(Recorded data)
•••
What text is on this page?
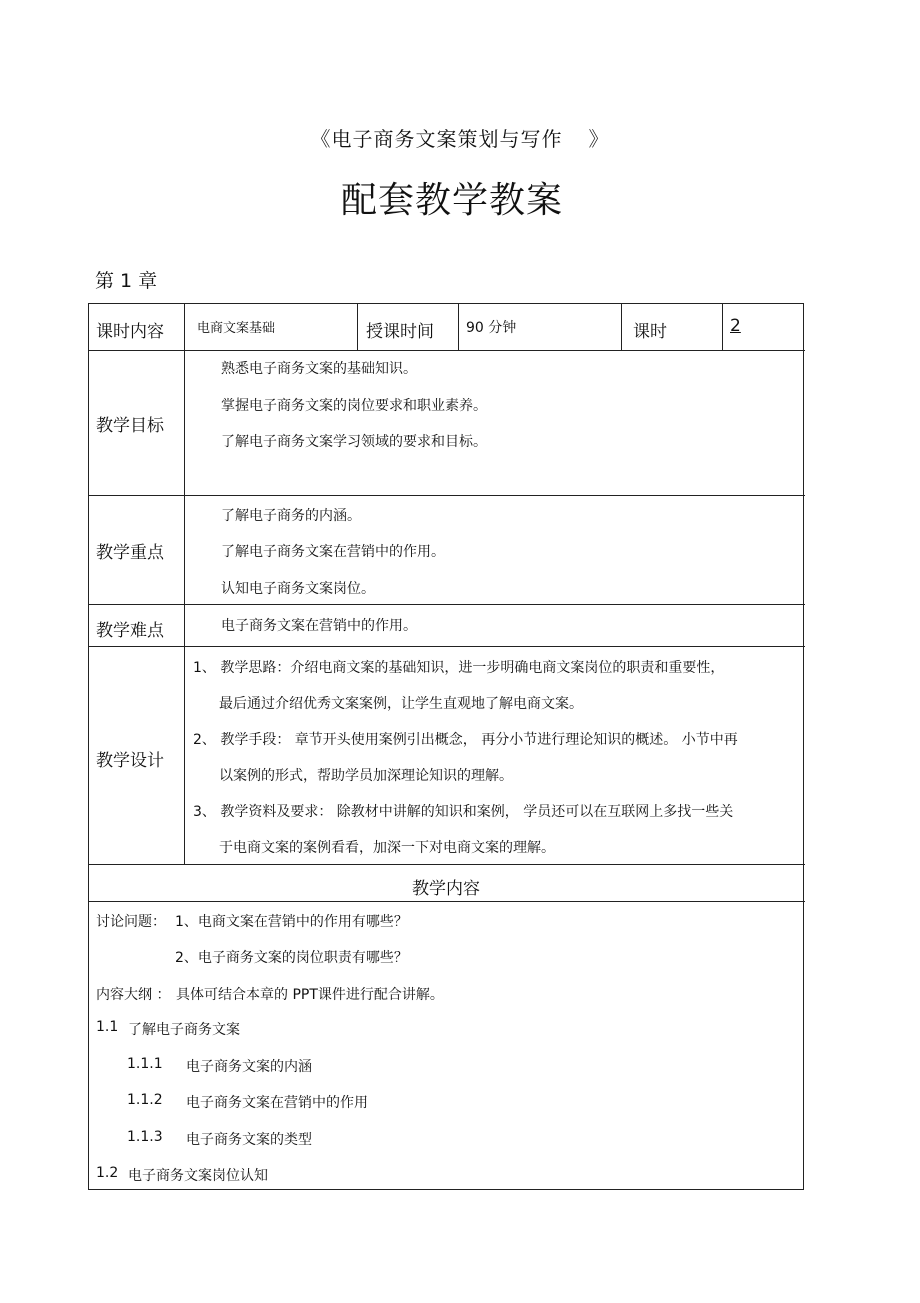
《电子商务文案策划与写作 》
配套教学教案
第 1 章
课时内容	电商文案基础	授课时间 90 分钟	课时	2
教学目标
熟悉电子商务文案的基础知识。
掌握电子商务文案的岗位要求和职业素养。
了解电子商务文案学习领域的要求和目标。
教学重点
了解电子商务的内涵。
了解电子商务文案在营销中的作用。
认知电子商务文案岗位。
教学难点	电子商务文案在营销中的作用。
教学设计
1、 教学思路：介绍电商文案的基础知识，进一步明确电商文案岗位的职责和重要性，
最后通过介绍优秀文案案例，让学生直观地了解电商文案。
2、 教学手段： 章节开头使用案例引出概念， 再分小节进行理论知识的概述。 小节中再
以案例的形式，帮助学员加深理论知识的理解。
3、 教学资料及要求： 除教材中讲解的知识和案例， 学员还可以在互联网上多找一些关
于电商文案的案例看看，加深一下对电商文案的理解。
教学内容
讨论问题： 1、电商文案在营销中的作用有哪些？
2、电子商务文案的岗位职责有哪些？
内容大纲 ： 具体可结合本章的 PPT课件进行配合讲解。
1.1 了解电子商务文案
1.1.1 电子商务文案的内涵
1.1.2 电子商务文案在营销中的作用
1.1.3 电子商务文案的类型
1.2 电子商务文案岗位认知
•••
Copy out all the records exactly, excluding pictures.

Task answer
What text is on this page?
《电子商务文案策划与写作 》
配套教学教案
第 1 章
课时内容	电商文案基础	授课时间 90 分钟	课时	2
教学目标
熟悉电子商务文案的基础知识。
掌握电子商务文案的岗位要求和职业素养。
了解电子商务文案学习领域的要求和目标。
教学重点
了解电子商务的内涵。
了解电子商务文案在营销中的作用。
认知电子商务文案岗位。
教学难点	电子商务文案在营销中的作用。
教学设计
1、 教学思路：介绍电商文案的基础知识，进一步明确电商文案岗位的职责和重要性，
最后通过介绍优秀文案案例，让学生直观地了解电商文案。
2、 教学手段： 章节开头使用案例引出概念， 再分小节进行理论知识的概述。 小节中再
以案例的形式，帮助学员加深理论知识的理解。
3、 教学资料及要求： 除教材中讲解的知识和案例， 学员还可以在互联网上多找一些关
于电商文案的案例看看，加深一下对电商文案的理解。
教学内容
讨论问题： 1、电商文案在营销中的作用有哪些？
2、电子商务文案的岗位职责有哪些？
内容大纲 ： 具体可结合本章的 PPT课件进行配合讲解。
1.1 了解电子商务文案
1.1.1 电子商务文案的内涵
1.1.2 电子商务文案在营销中的作用
1.1.3 电子商务文案的类型
1.2 电子商务文案岗位认知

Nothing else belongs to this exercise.